>> begin
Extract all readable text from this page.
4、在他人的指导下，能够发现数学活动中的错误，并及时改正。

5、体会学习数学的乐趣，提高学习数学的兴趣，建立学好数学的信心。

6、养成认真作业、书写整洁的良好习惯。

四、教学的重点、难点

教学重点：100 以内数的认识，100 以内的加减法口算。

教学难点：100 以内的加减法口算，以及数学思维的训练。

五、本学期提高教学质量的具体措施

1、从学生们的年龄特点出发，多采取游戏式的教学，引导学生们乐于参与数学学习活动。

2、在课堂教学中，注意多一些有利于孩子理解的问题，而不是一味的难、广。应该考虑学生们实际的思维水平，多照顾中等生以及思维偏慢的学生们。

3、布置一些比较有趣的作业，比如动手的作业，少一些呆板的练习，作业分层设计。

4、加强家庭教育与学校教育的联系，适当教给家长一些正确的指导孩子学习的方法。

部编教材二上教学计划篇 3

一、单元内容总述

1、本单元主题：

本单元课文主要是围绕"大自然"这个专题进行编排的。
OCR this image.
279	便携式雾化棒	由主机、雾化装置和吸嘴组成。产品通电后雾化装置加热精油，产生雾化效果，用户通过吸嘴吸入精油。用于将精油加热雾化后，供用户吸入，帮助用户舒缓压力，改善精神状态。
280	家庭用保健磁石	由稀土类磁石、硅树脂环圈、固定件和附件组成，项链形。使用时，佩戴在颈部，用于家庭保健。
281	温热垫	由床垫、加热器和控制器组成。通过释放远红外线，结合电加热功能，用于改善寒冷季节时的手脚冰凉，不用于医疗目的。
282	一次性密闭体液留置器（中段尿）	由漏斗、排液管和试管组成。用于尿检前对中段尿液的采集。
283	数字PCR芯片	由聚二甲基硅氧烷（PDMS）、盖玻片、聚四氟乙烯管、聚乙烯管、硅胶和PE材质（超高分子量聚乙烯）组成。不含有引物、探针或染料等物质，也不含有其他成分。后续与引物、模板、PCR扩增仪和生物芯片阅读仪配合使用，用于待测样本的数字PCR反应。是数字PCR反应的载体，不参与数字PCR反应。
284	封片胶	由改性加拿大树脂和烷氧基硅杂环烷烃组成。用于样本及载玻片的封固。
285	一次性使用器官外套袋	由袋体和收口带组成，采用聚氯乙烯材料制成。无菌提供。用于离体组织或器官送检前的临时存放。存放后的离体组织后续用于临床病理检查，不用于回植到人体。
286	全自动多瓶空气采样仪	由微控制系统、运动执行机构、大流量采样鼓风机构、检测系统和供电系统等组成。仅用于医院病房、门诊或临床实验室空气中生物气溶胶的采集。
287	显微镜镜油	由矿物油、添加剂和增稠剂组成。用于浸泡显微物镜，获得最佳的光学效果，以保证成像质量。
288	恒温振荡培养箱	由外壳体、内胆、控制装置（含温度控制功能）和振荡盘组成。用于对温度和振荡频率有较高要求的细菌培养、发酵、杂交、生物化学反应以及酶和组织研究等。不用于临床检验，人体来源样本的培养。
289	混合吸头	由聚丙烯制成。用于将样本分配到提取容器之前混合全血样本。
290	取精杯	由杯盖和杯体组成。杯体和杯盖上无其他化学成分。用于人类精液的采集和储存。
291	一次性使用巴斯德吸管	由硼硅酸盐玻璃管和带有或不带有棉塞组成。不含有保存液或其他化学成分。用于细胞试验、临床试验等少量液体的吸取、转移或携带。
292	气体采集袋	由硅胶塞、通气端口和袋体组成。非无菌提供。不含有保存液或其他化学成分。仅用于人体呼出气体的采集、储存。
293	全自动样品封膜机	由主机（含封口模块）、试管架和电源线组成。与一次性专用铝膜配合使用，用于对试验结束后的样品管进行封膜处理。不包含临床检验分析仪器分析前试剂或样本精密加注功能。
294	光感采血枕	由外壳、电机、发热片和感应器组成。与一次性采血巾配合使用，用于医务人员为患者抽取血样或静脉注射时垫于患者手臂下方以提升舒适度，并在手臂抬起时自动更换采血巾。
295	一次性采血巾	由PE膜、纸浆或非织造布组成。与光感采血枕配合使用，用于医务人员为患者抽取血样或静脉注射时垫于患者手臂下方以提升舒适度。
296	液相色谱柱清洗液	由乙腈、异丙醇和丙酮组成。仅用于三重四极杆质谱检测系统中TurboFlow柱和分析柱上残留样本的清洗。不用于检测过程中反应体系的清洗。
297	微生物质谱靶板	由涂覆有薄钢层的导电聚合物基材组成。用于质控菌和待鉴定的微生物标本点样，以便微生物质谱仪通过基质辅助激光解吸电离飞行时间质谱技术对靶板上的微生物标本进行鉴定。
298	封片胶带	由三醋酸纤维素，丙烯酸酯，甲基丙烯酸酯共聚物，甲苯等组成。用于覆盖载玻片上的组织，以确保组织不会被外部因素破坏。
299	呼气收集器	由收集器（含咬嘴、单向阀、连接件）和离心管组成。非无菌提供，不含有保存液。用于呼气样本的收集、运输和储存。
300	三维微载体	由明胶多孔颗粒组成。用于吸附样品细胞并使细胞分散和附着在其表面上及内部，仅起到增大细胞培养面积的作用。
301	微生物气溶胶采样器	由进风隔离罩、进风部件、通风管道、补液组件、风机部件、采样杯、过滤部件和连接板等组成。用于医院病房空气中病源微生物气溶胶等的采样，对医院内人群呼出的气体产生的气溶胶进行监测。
>> end
WORK TO DO:
Reproduce the records word for word.

RESULT BELOW:
Extract all readable text from this page.
4、在他人的指导下，能够发现数学活动中的错误，并及时改正。

5、体会学习数学的乐趣，提高学习数学的兴趣，建立学好数学的信心。

6、养成认真作业、书写整洁的良好习惯。

四、教学的重点、难点

教学重点：100 以内数的认识，100 以内的加减法口算。

教学难点：100 以内的加减法口算，以及数学思维的训练。

五、本学期提高教学质量的具体措施

1、从学生们的年龄特点出发，多采取游戏式的教学，引导学生们乐于参与数学学习活动。

2、在课堂教学中，注意多一些有利于孩子理解的问题，而不是一味的难、广。应该考虑学生们实际的思维水平，多照顾中等生以及思维偏慢的学生们。

3、布置一些比较有趣的作业，比如动手的作业，少一些呆板的练习，作业分层设计。

4、加强家庭教育与学校教育的联系，适当教给家长一些正确的指导孩子学习的方法。

部编教材二上教学计划篇 3

一、单元内容总述

1、本单元主题：

本单元课文主要是围绕"大自然"这个专题进行编排的。
OCR this image.
279	便携式雾化棒	由主机、雾化装置和吸嘴组成。产品通电后雾化装置加热精油，产生雾化效果，用户通过吸嘴吸入精油。用于将精油加热雾化后，供用户吸入，帮助用户舒缓压力，改善精神状态。
280	家庭用保健磁石	由稀土类磁石、硅树脂环圈、固定件和附件组成，项链形。使用时，佩戴在颈部，用于家庭保健。
281	温热垫	由床垫、加热器和控制器组成。通过释放远红外线，结合电加热功能，用于改善寒冷季节时的手脚冰凉，不用于医疗目的。
282	一次性密闭体液留置器（中段尿）	由漏斗、排液管和试管组成。用于尿检前对中段尿液的采集。
283	数字PCR芯片	由聚二甲基硅氧烷（PDMS）、盖玻片、聚四氟乙烯管、聚乙烯管、硅胶和PE材质（超高分子量聚乙烯）组成。不含有引物、探针或染料等物质，也不含有其他成分。后续与引物、模板、PCR扩增仪和生物芯片阅读仪配合使用，用于待测样本的数字PCR反应。是数字PCR反应的载体，不参与数字PCR反应。
284	封片胶	由改性加拿大树脂和烷氧基硅杂环烷烃组成。用于样本及载玻片的封固。
285	一次性使用器官外套袋	由袋体和收口带组成，采用聚氯乙烯材料制成。无菌提供。用于离体组织或器官送检前的临时存放。存放后的离体组织后续用于临床病理检查，不用于回植到人体。
286	全自动多瓶空气采样仪	由微控制系统、运动执行机构、大流量采样鼓风机构、检测系统和供电系统等组成。仅用于医院病房、门诊或临床实验室空气中生物气溶胶的采集。
287	显微镜镜油	由矿物油、添加剂和增稠剂组成。用于浸泡显微物镜，获得最佳的光学效果，以保证成像质量。
288	恒温振荡培养箱	由外壳体、内胆、控制装置（含温度控制功能）和振荡盘组成。用于对温度和振荡频率有较高要求的细菌培养、发酵、杂交、生物化学反应以及酶和组织研究等。不用于临床检验，人体来源样本的培养。
289	混合吸头	由聚丙烯制成。用于将样本分配到提取容器之前混合全血样本。
290	取精杯	由杯盖和杯体组成。杯体和杯盖上无其他化学成分。用于人类精液的采集和储存。
291	一次性使用巴斯德吸管	由硼硅酸盐玻璃管和带有或不带有棉塞组成。不含有保存液或其他化学成分。用于细胞试验、临床试验等少量液体的吸取、转移或携带。
292	气体采集袋	由硅胶塞、通气端口和袋体组成。非无菌提供。不含有保存液或其他化学成分。仅用于人体呼出气体的采集、储存。
293	全自动样品封膜机	由主机（含封口模块）、试管架和电源线组成。与一次性专用铝膜配合使用，用于对试验结束后的样品管进行封膜处理。不包含临床检验分析仪器分析前试剂或样本精密加注功能。
294	光感采血枕	由外壳、电机、发热片和感应器组成。与一次性采血巾配合使用，用于医务人员为患者抽取血样或静脉注射时垫于患者手臂下方以提升舒适度，并在手臂抬起时自动更换采血巾。
295	一次性采血巾	由PE膜、纸浆或非织造布组成。与光感采血枕配合使用，用于医务人员为患者抽取血样或静脉注射时垫于患者手臂下方以提升舒适度。
296	液相色谱柱清洗液	由乙腈、异丙醇和丙酮组成。仅用于三重四极杆质谱检测系统中TurboFlow柱和分析柱上残留样本的清洗。不用于检测过程中反应体系的清洗。
297	微生物质谱靶板	由涂覆有薄钢层的导电聚合物基材组成。用于质控菌和待鉴定的微生物标本点样，以便微生物质谱仪通过基质辅助激光解吸电离飞行时间质谱技术对靶板上的微生物标本进行鉴定。
298	封片胶带	由三醋酸纤维素，丙烯酸酯，甲基丙烯酸酯共聚物，甲苯等组成。用于覆盖载玻片上的组织，以确保组织不会被外部因素破坏。
299	呼气收集器	由收集器（含咬嘴、单向阀、连接件）和离心管组成。非无菌提供，不含有保存液。用于呼气样本的收集、运输和储存。
300	三维微载体	由明胶多孔颗粒组成。用于吸附样品细胞并使细胞分散和附着在其表面上及内部，仅起到增大细胞培养面积的作用。
301	微生物气溶胶采样器	由进风隔离罩、进风部件、通风管道、补液组件、风机部件、采样杯、过滤部件和连接板等组成。用于医院病房空气中病源微生物气溶胶等的采样，对医院内人群呼出的气体产生的气溶胶进行监测。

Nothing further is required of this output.